▶ [Input material]:
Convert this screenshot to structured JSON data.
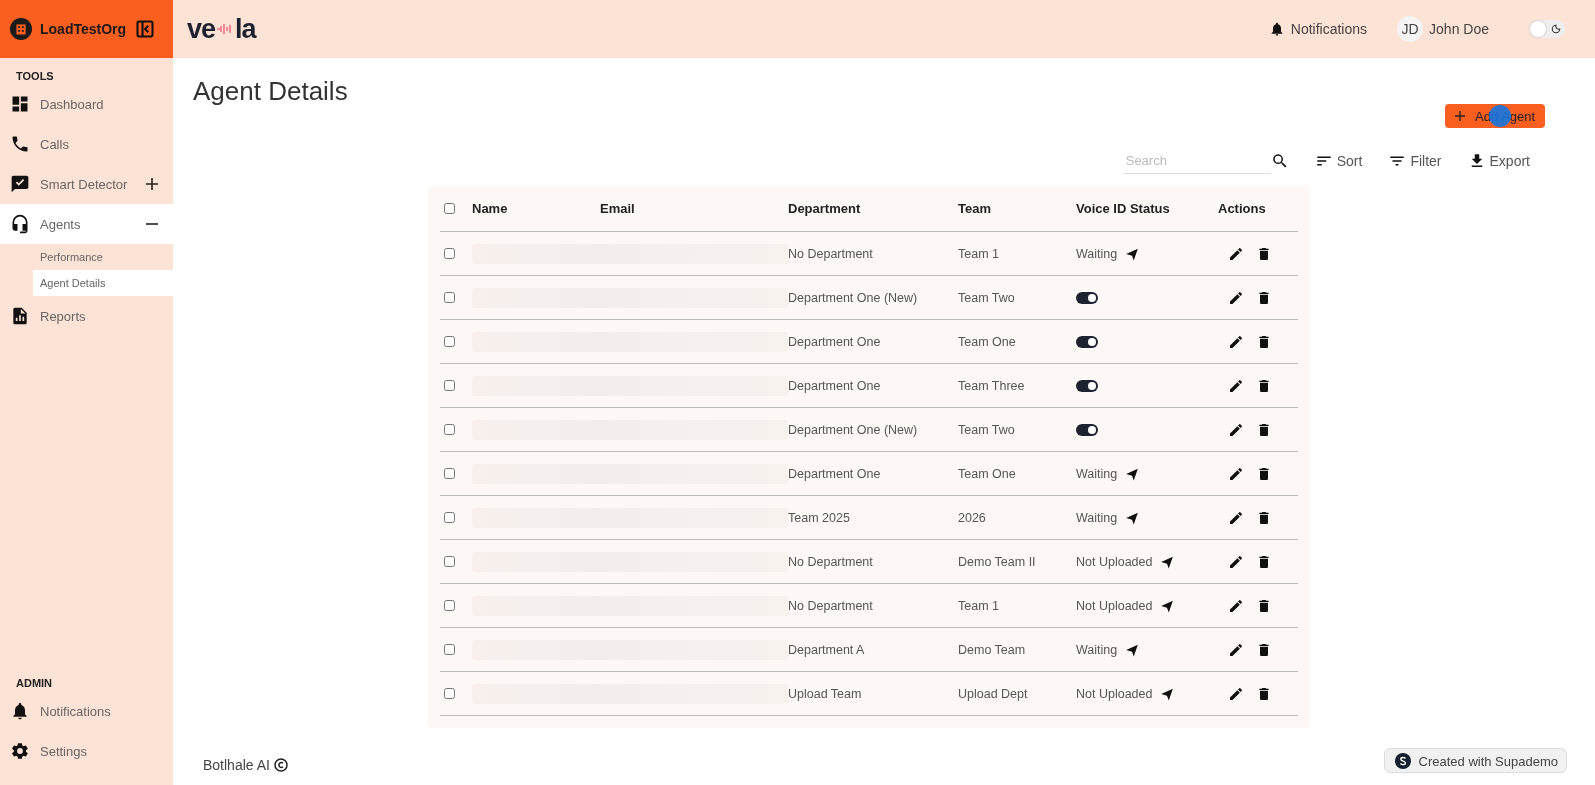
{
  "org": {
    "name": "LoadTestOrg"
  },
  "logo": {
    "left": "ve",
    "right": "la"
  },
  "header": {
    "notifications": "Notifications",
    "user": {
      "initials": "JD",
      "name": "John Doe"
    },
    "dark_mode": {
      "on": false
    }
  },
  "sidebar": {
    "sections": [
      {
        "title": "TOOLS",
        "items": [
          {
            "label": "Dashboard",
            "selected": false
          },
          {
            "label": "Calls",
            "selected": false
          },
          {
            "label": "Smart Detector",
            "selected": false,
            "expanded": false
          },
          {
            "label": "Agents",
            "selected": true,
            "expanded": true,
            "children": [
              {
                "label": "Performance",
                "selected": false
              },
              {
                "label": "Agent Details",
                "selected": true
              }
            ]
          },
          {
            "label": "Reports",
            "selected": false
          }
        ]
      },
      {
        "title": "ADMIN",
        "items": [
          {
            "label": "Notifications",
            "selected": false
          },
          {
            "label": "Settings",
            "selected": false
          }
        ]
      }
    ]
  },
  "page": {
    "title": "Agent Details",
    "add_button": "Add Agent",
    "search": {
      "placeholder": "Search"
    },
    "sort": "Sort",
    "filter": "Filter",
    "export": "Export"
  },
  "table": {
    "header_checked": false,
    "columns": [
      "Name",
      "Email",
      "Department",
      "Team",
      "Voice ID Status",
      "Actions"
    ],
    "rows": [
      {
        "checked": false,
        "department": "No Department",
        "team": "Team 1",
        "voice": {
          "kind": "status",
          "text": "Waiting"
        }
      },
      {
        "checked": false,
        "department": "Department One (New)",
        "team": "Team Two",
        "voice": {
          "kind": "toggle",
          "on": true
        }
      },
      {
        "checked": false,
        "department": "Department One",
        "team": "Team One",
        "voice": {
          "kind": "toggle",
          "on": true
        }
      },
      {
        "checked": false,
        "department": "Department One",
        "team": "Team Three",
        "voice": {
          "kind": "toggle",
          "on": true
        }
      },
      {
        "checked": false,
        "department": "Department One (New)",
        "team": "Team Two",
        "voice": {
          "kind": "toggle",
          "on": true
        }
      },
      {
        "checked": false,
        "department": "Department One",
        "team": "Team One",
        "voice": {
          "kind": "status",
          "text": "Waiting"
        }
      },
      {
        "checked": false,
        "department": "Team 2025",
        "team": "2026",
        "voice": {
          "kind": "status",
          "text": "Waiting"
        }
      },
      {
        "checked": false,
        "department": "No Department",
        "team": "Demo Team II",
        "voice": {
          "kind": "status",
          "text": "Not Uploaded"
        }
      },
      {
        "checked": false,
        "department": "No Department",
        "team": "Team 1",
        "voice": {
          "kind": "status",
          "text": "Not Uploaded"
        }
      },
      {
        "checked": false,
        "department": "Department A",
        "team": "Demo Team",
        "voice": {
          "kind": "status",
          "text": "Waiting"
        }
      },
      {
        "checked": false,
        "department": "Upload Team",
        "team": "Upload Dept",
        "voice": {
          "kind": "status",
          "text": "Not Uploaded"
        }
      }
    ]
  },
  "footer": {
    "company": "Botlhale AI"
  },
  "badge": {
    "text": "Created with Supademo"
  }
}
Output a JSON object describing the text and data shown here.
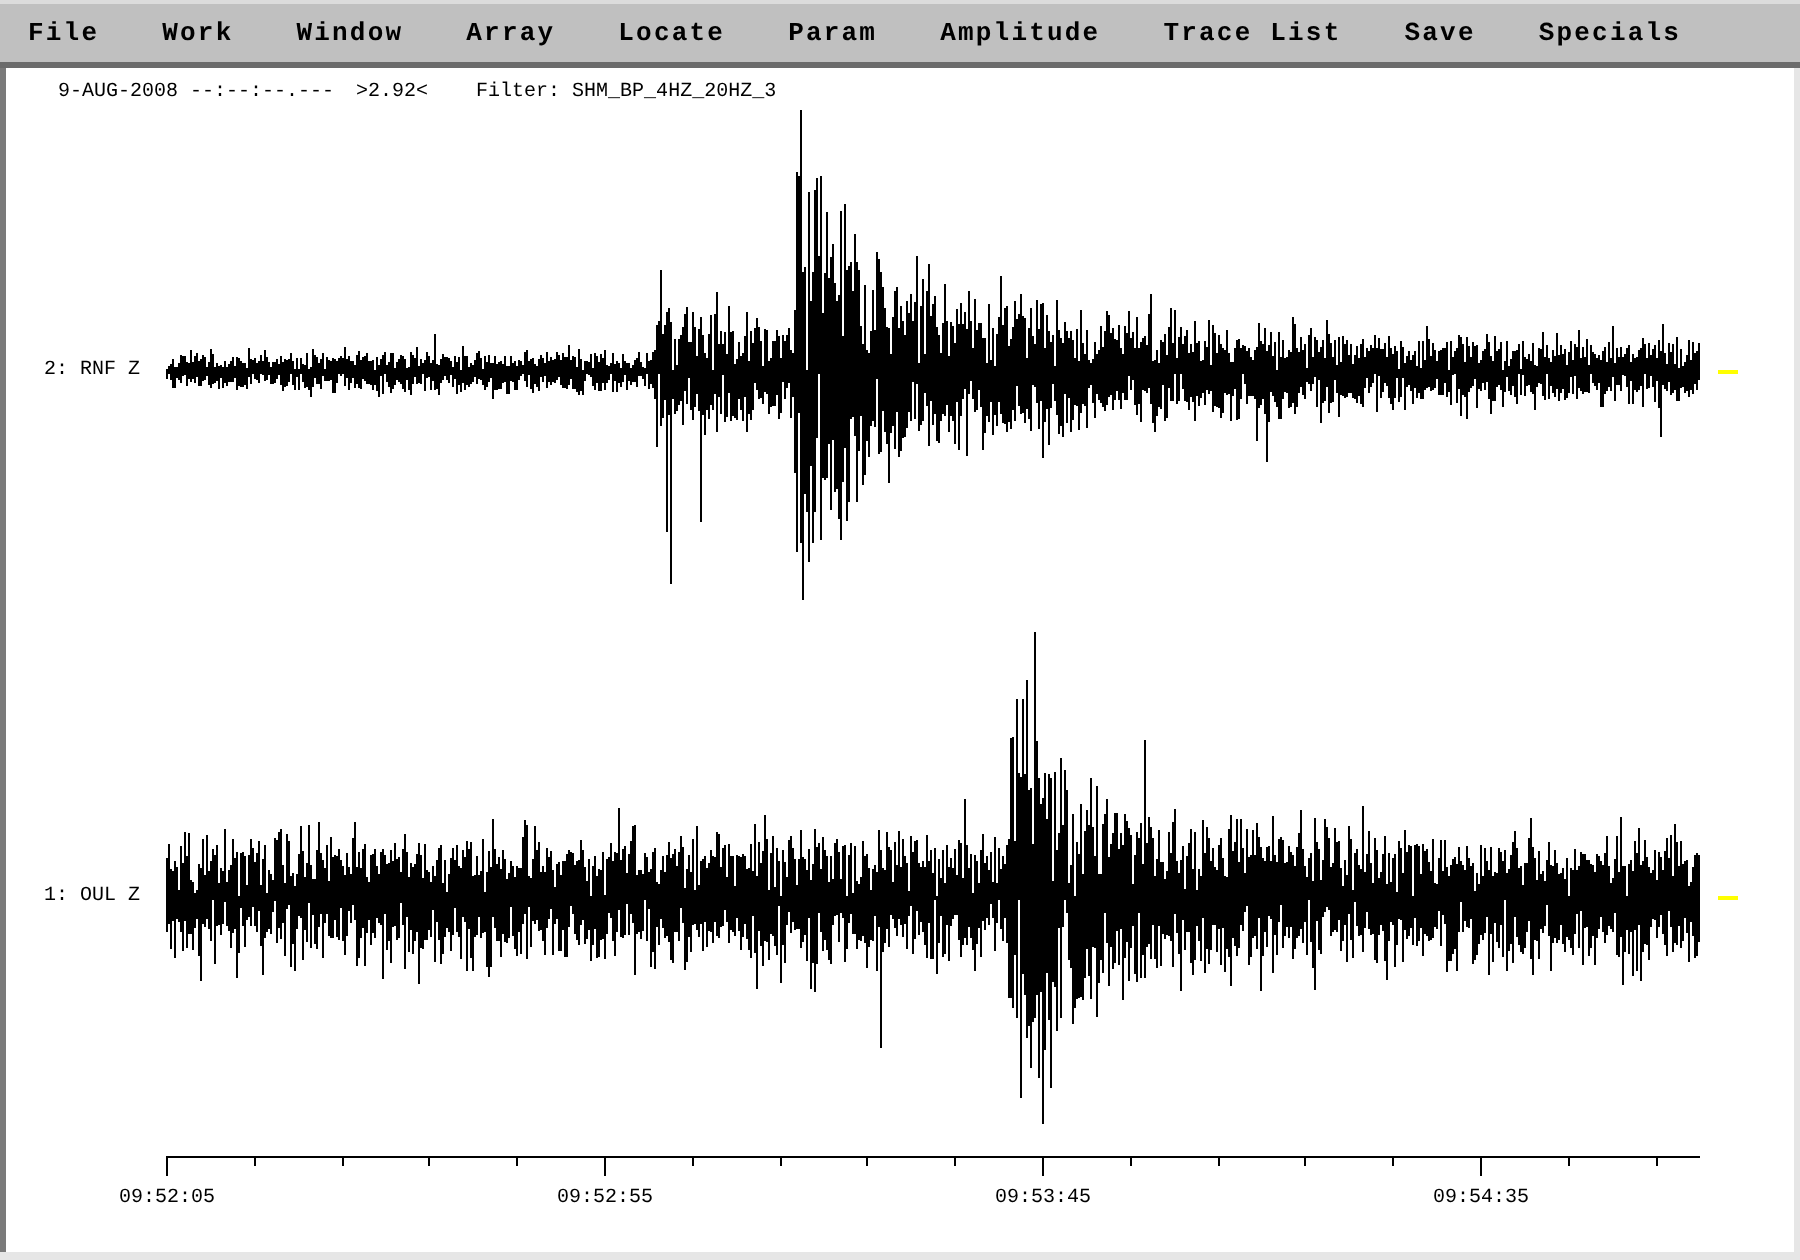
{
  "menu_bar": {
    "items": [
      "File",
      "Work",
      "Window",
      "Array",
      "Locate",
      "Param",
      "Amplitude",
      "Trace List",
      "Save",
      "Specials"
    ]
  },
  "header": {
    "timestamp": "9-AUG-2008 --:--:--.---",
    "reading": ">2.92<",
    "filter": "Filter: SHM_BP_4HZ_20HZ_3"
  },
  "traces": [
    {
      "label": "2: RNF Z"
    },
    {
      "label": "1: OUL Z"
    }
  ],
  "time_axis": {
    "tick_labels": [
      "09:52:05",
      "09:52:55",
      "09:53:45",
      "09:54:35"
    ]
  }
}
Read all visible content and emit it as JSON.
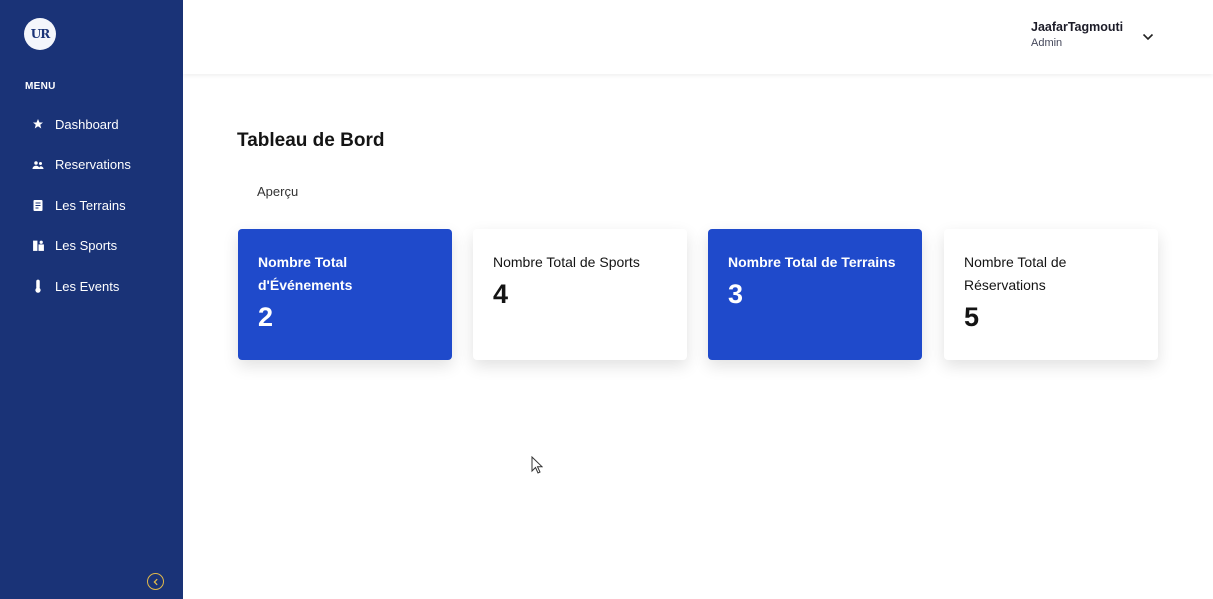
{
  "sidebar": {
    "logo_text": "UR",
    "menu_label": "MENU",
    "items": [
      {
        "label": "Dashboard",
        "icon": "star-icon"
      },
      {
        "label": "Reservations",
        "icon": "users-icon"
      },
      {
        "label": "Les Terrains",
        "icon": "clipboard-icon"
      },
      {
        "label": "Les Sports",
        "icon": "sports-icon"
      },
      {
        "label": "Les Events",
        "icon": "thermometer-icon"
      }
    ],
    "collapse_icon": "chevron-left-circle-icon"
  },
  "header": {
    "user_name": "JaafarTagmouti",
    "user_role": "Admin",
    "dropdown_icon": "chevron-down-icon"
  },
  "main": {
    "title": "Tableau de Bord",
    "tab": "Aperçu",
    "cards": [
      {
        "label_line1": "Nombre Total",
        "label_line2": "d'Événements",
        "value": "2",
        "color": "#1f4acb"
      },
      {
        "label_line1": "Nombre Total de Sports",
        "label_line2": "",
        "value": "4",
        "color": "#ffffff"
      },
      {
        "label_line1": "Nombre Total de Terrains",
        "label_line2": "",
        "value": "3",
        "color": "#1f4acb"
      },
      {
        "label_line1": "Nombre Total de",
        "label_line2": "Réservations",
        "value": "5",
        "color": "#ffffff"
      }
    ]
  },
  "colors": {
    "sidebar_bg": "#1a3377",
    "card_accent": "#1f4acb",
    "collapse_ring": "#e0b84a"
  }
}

▶ [Exercise]: With pictures left out, repeat exactly the lines from the line bearing "Read all visible content and emit it as JSON." through the final line of the records above.

▶ [Written response]:
Read all visible content and emit it as JSON.
{
  "sidebar": {
    "logo_text": "UR",
    "menu_label": "MENU",
    "items": [
      {
        "label": "Dashboard",
        "icon": "star-icon"
      },
      {
        "label": "Reservations",
        "icon": "users-icon"
      },
      {
        "label": "Les Terrains",
        "icon": "clipboard-icon"
      },
      {
        "label": "Les Sports",
        "icon": "sports-icon"
      },
      {
        "label": "Les Events",
        "icon": "thermometer-icon"
      }
    ],
    "collapse_icon": "chevron-left-circle-icon"
  },
  "header": {
    "user_name": "JaafarTagmouti",
    "user_role": "Admin",
    "dropdown_icon": "chevron-down-icon"
  },
  "main": {
    "title": "Tableau de Bord",
    "tab": "Aperçu",
    "cards": [
      {
        "label_line1": "Nombre Total",
        "label_line2": "d'Événements",
        "value": "2",
        "color": "#1f4acb"
      },
      {
        "label_line1": "Nombre Total de Sports",
        "label_line2": "",
        "value": "4",
        "color": "#ffffff"
      },
      {
        "label_line1": "Nombre Total de Terrains",
        "label_line2": "",
        "value": "3",
        "color": "#1f4acb"
      },
      {
        "label_line1": "Nombre Total de",
        "label_line2": "Réservations",
        "value": "5",
        "color": "#ffffff"
      }
    ]
  },
  "colors": {
    "sidebar_bg": "#1a3377",
    "card_accent": "#1f4acb",
    "collapse_ring": "#e0b84a"
  }
}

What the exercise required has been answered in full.